GIVEN EXERCISE ▸
Copy every line from the records below that holds the word "separate".

LISTED RECORDS ▸
----------------
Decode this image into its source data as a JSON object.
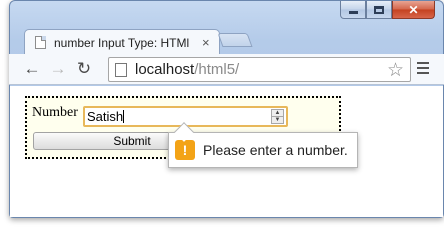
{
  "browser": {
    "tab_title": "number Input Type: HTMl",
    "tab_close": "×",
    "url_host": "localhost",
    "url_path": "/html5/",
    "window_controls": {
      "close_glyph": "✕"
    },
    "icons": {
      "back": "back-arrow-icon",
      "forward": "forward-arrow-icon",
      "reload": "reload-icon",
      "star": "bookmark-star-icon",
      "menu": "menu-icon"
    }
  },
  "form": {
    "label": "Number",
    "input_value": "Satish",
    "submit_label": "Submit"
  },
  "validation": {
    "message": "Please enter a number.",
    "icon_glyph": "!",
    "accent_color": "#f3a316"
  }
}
----------------
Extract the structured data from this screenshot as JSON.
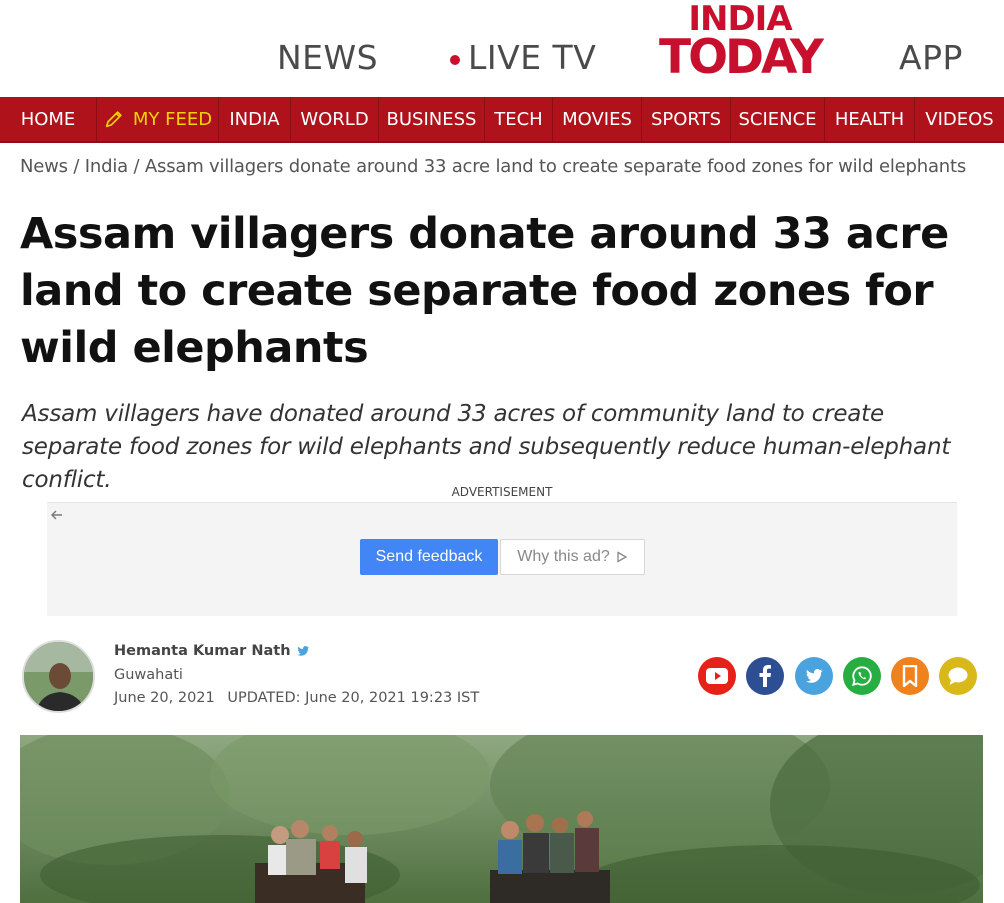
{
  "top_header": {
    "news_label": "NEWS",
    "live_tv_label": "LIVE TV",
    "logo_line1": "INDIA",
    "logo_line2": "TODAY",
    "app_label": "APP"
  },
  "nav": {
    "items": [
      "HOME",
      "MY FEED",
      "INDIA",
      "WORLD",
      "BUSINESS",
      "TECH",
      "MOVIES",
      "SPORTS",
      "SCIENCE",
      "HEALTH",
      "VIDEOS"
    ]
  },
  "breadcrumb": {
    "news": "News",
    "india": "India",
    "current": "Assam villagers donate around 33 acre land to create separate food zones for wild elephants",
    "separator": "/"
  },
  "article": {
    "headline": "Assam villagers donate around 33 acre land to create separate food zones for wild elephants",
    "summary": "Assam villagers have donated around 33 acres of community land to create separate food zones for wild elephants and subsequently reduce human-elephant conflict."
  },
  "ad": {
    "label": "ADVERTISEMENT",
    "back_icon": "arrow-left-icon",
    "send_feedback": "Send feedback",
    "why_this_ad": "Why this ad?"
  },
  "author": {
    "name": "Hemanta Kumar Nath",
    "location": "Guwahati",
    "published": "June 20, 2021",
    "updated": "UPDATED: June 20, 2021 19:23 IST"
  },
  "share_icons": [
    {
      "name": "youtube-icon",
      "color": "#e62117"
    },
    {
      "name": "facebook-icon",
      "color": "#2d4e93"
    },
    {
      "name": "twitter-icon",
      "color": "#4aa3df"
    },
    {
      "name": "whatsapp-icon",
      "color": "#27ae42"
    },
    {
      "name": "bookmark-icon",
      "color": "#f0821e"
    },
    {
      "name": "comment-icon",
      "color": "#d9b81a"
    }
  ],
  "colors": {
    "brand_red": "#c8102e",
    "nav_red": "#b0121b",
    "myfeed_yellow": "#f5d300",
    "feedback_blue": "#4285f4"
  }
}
----------------
SOLVED EXERCISE ▸
    "current": "Assam villagers donate around 33 acre land to create separate food zones for wild elephants",
    "headline": "Assam villagers donate around 33 acre land to create separate food zones for wild elephants",
    "summary": "Assam villagers have donated around 33 acres of community land to create separate food zones for wild elephants and subsequently reduce human-elephant conflict."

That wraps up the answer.